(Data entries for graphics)
#####

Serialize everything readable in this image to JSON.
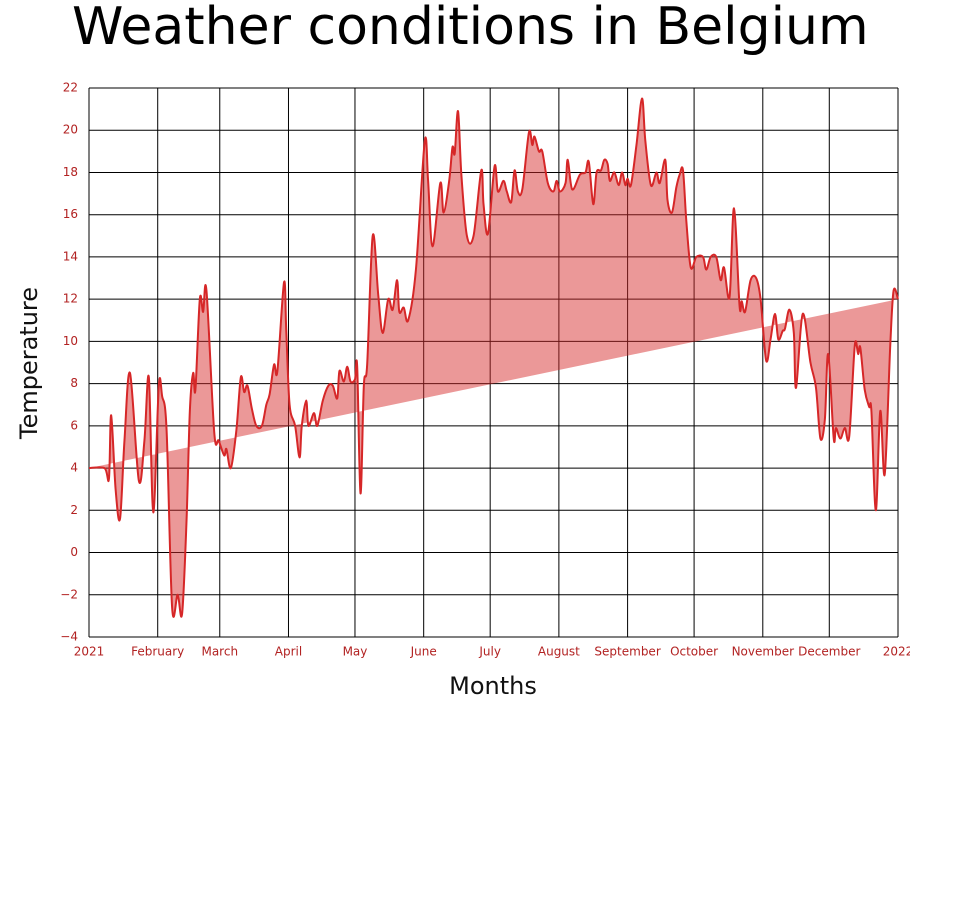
{
  "chart_data": {
    "type": "line",
    "title": "Weather conditions in Belgium",
    "xlabel": "Months",
    "ylabel": "Temperature",
    "fill": "toself",
    "grid": true,
    "series": [
      {
        "color": "#d62728",
        "fillcolor": "rgba(214,39,40,0.48)",
        "x": [
          0,
          7,
          9,
          10,
          12,
          14,
          16,
          18.5,
          22.5,
          25,
          27,
          29,
          31.5,
          33,
          35,
          37.5,
          40,
          42,
          44,
          45.5,
          47,
          48,
          50,
          51.5,
          53,
          56.5,
          58.5,
          61,
          62,
          64,
          66.5,
          68.5,
          70,
          71.5,
          73.5,
          75.5,
          78,
          80,
          81.5,
          83.5,
          85,
          88,
          89,
          90.5,
          93,
          95,
          96,
          98,
          99,
          101.5,
          103,
          105.5,
          108,
          110,
          112,
          113,
          115,
          116.5,
          118,
          120,
          121,
          122.5,
          124,
          125.5,
          128,
          130.5,
          132.5,
          135,
          137,
          139,
          140,
          142,
          144,
          147.5,
          151.5,
          153,
          155,
          158.5,
          160,
          162.5,
          164,
          165,
          166.5,
          168,
          170.5,
          173.5,
          177,
          178,
          180,
          183,
          184.5,
          187,
          188.5,
          190.5,
          192,
          193.5,
          195.5,
          198.5,
          200,
          201,
          203,
          204.5,
          207,
          209.5,
          211,
          212.5,
          215,
          216,
          218,
          221.5,
          224,
          225.5,
          227.5,
          229,
          231,
          232.5,
          234,
          235,
          237,
          239,
          240.5,
          242,
          243,
          244.5,
          247,
          249.5,
          251,
          253.5,
          256,
          257.5,
          260,
          261,
          263,
          265,
          266.5,
          268,
          269.5,
          271.5,
          274,
          277,
          278.5,
          280.5,
          283,
          285,
          286.5,
          289,
          291,
          293.5,
          294.5,
          296,
          298.5,
          301,
          303,
          305.5,
          307.5,
          309.5,
          311,
          313,
          314,
          316,
          318,
          319,
          322,
          325.5,
          328,
          330,
          332,
          333.5,
          336,
          337,
          339,
          341,
          343,
          345.5,
          347,
          348,
          350,
          352,
          353,
          355,
          357,
          359,
          361.5,
          363,
          365
        ],
        "values": [
          4,
          4,
          3.5,
          6.5,
          3,
          1.6,
          5.3,
          8.5,
          3.4,
          5.3,
          8.3,
          1.9,
          7.9,
          7.4,
          5.8,
          -2.6,
          -2,
          -2.9,
          1.5,
          6.7,
          8.5,
          7.7,
          12,
          11.4,
          12.4,
          5.7,
          5.3,
          4.6,
          4.9,
          4,
          5.8,
          8.3,
          7.6,
          7.9,
          6.8,
          6,
          6,
          7,
          7.5,
          8.9,
          8.6,
          12.8,
          10.5,
          7,
          6,
          4.5,
          6,
          7.2,
          6,
          6.6,
          6,
          7.2,
          7.9,
          7.9,
          7.3,
          8.6,
          8.1,
          8.8,
          8.1,
          8.2,
          8.8,
          2.8,
          7.9,
          8.9,
          15,
          12.2,
          10.4,
          12,
          11.5,
          12.9,
          11.4,
          11.6,
          11,
          13.4,
          19.5,
          17.6,
          14.5,
          17.5,
          16.1,
          17.6,
          19.2,
          18.9,
          20.9,
          17.9,
          15,
          15,
          18.1,
          16.5,
          15.1,
          18.3,
          17.1,
          17.6,
          17.1,
          16.6,
          18.1,
          17.1,
          17.2,
          19.9,
          19.3,
          19.7,
          19,
          19,
          17.5,
          17.1,
          17.6,
          17.1,
          17.5,
          18.6,
          17.2,
          17.9,
          18,
          18.5,
          16.5,
          18,
          18.1,
          18.6,
          18.4,
          17.6,
          18,
          17.4,
          18,
          17.4,
          17.7,
          17.4,
          19.3,
          21.5,
          19.5,
          17.4,
          18,
          17.5,
          18.6,
          16.7,
          16.1,
          17.3,
          17.9,
          18.1,
          15.7,
          13.5,
          14,
          14,
          13.4,
          14,
          14,
          12.9,
          13.5,
          12.1,
          16.3,
          11.7,
          11.9,
          11.4,
          12.9,
          13,
          12,
          9.1,
          10.1,
          11.3,
          10.1,
          10.5,
          10.6,
          11.5,
          10.4,
          7.8,
          11.3,
          9,
          7.8,
          5.4,
          6.3,
          9.4,
          5.4,
          5.9,
          5.4,
          5.9,
          5.5,
          9.8,
          9.4,
          9.7,
          7.7,
          6.9,
          6.7,
          2,
          6.7,
          3.7,
          9.8,
          12.4,
          12
        ]
      }
    ],
    "xlim": [
      0,
      365
    ],
    "xticks": [
      {
        "value": 0,
        "label": "2021"
      },
      {
        "value": 31,
        "label": "February"
      },
      {
        "value": 59,
        "label": "March"
      },
      {
        "value": 90,
        "label": "April"
      },
      {
        "value": 120,
        "label": "May"
      },
      {
        "value": 151,
        "label": "June"
      },
      {
        "value": 181,
        "label": "July"
      },
      {
        "value": 212,
        "label": "August"
      },
      {
        "value": 243,
        "label": "September"
      },
      {
        "value": 273,
        "label": "October"
      },
      {
        "value": 304,
        "label": "November"
      },
      {
        "value": 334,
        "label": "December"
      },
      {
        "value": 365,
        "label": "2022"
      }
    ],
    "ylim": [
      -4,
      22
    ],
    "yticks": [
      {
        "value": -4,
        "label": "−4"
      },
      {
        "value": -2,
        "label": "−2"
      },
      0,
      2,
      4,
      6,
      8,
      10,
      12,
      14,
      16,
      18,
      20,
      22
    ]
  }
}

#####

CHALLENGE -> Without including any picture, repeat the data exactly.

WRITTEN ANSWER ->
Serialize everything readable in this image to JSON.
{
  "chart_data": {
    "type": "line",
    "title": "Weather conditions in Belgium",
    "xlabel": "Months",
    "ylabel": "Temperature",
    "fill": "toself",
    "grid": true,
    "series": [
      {
        "color": "#d62728",
        "fillcolor": "rgba(214,39,40,0.48)",
        "x": [
          0,
          7,
          9,
          10,
          12,
          14,
          16,
          18.5,
          22.5,
          25,
          27,
          29,
          31.5,
          33,
          35,
          37.5,
          40,
          42,
          44,
          45.5,
          47,
          48,
          50,
          51.5,
          53,
          56.5,
          58.5,
          61,
          62,
          64,
          66.5,
          68.5,
          70,
          71.5,
          73.5,
          75.5,
          78,
          80,
          81.5,
          83.5,
          85,
          88,
          89,
          90.5,
          93,
          95,
          96,
          98,
          99,
          101.5,
          103,
          105.5,
          108,
          110,
          112,
          113,
          115,
          116.5,
          118,
          120,
          121,
          122.5,
          124,
          125.5,
          128,
          130.5,
          132.5,
          135,
          137,
          139,
          140,
          142,
          144,
          147.5,
          151.5,
          153,
          155,
          158.5,
          160,
          162.5,
          164,
          165,
          166.5,
          168,
          170.5,
          173.5,
          177,
          178,
          180,
          183,
          184.5,
          187,
          188.5,
          190.5,
          192,
          193.5,
          195.5,
          198.5,
          200,
          201,
          203,
          204.5,
          207,
          209.5,
          211,
          212.5,
          215,
          216,
          218,
          221.5,
          224,
          225.5,
          227.5,
          229,
          231,
          232.5,
          234,
          235,
          237,
          239,
          240.5,
          242,
          243,
          244.5,
          247,
          249.5,
          251,
          253.5,
          256,
          257.5,
          260,
          261,
          263,
          265,
          266.5,
          268,
          269.5,
          271.5,
          274,
          277,
          278.5,
          280.5,
          283,
          285,
          286.5,
          289,
          291,
          293.5,
          294.5,
          296,
          298.5,
          301,
          303,
          305.5,
          307.5,
          309.5,
          311,
          313,
          314,
          316,
          318,
          319,
          322,
          325.5,
          328,
          330,
          332,
          333.5,
          336,
          337,
          339,
          341,
          343,
          345.5,
          347,
          348,
          350,
          352,
          353,
          355,
          357,
          359,
          361.5,
          363,
          365
        ],
        "values": [
          4,
          4,
          3.5,
          6.5,
          3,
          1.6,
          5.3,
          8.5,
          3.4,
          5.3,
          8.3,
          1.9,
          7.9,
          7.4,
          5.8,
          -2.6,
          -2,
          -2.9,
          1.5,
          6.7,
          8.5,
          7.7,
          12,
          11.4,
          12.4,
          5.7,
          5.3,
          4.6,
          4.9,
          4,
          5.8,
          8.3,
          7.6,
          7.9,
          6.8,
          6,
          6,
          7,
          7.5,
          8.9,
          8.6,
          12.8,
          10.5,
          7,
          6,
          4.5,
          6,
          7.2,
          6,
          6.6,
          6,
          7.2,
          7.9,
          7.9,
          7.3,
          8.6,
          8.1,
          8.8,
          8.1,
          8.2,
          8.8,
          2.8,
          7.9,
          8.9,
          15,
          12.2,
          10.4,
          12,
          11.5,
          12.9,
          11.4,
          11.6,
          11,
          13.4,
          19.5,
          17.6,
          14.5,
          17.5,
          16.1,
          17.6,
          19.2,
          18.9,
          20.9,
          17.9,
          15,
          15,
          18.1,
          16.5,
          15.1,
          18.3,
          17.1,
          17.6,
          17.1,
          16.6,
          18.1,
          17.1,
          17.2,
          19.9,
          19.3,
          19.7,
          19,
          19,
          17.5,
          17.1,
          17.6,
          17.1,
          17.5,
          18.6,
          17.2,
          17.9,
          18,
          18.5,
          16.5,
          18,
          18.1,
          18.6,
          18.4,
          17.6,
          18,
          17.4,
          18,
          17.4,
          17.7,
          17.4,
          19.3,
          21.5,
          19.5,
          17.4,
          18,
          17.5,
          18.6,
          16.7,
          16.1,
          17.3,
          17.9,
          18.1,
          15.7,
          13.5,
          14,
          14,
          13.4,
          14,
          14,
          12.9,
          13.5,
          12.1,
          16.3,
          11.7,
          11.9,
          11.4,
          12.9,
          13,
          12,
          9.1,
          10.1,
          11.3,
          10.1,
          10.5,
          10.6,
          11.5,
          10.4,
          7.8,
          11.3,
          9,
          7.8,
          5.4,
          6.3,
          9.4,
          5.4,
          5.9,
          5.4,
          5.9,
          5.5,
          9.8,
          9.4,
          9.7,
          7.7,
          6.9,
          6.7,
          2,
          6.7,
          3.7,
          9.8,
          12.4,
          12
        ]
      }
    ],
    "xlim": [
      0,
      365
    ],
    "xticks": [
      {
        "value": 0,
        "label": "2021"
      },
      {
        "value": 31,
        "label": "February"
      },
      {
        "value": 59,
        "label": "March"
      },
      {
        "value": 90,
        "label": "April"
      },
      {
        "value": 120,
        "label": "May"
      },
      {
        "value": 151,
        "label": "June"
      },
      {
        "value": 181,
        "label": "July"
      },
      {
        "value": 212,
        "label": "August"
      },
      {
        "value": 243,
        "label": "September"
      },
      {
        "value": 273,
        "label": "October"
      },
      {
        "value": 304,
        "label": "November"
      },
      {
        "value": 334,
        "label": "December"
      },
      {
        "value": 365,
        "label": "2022"
      }
    ],
    "ylim": [
      -4,
      22
    ],
    "yticks": [
      {
        "value": -4,
        "label": "−4"
      },
      {
        "value": -2,
        "label": "−2"
      },
      0,
      2,
      4,
      6,
      8,
      10,
      12,
      14,
      16,
      18,
      20,
      22
    ]
  }
}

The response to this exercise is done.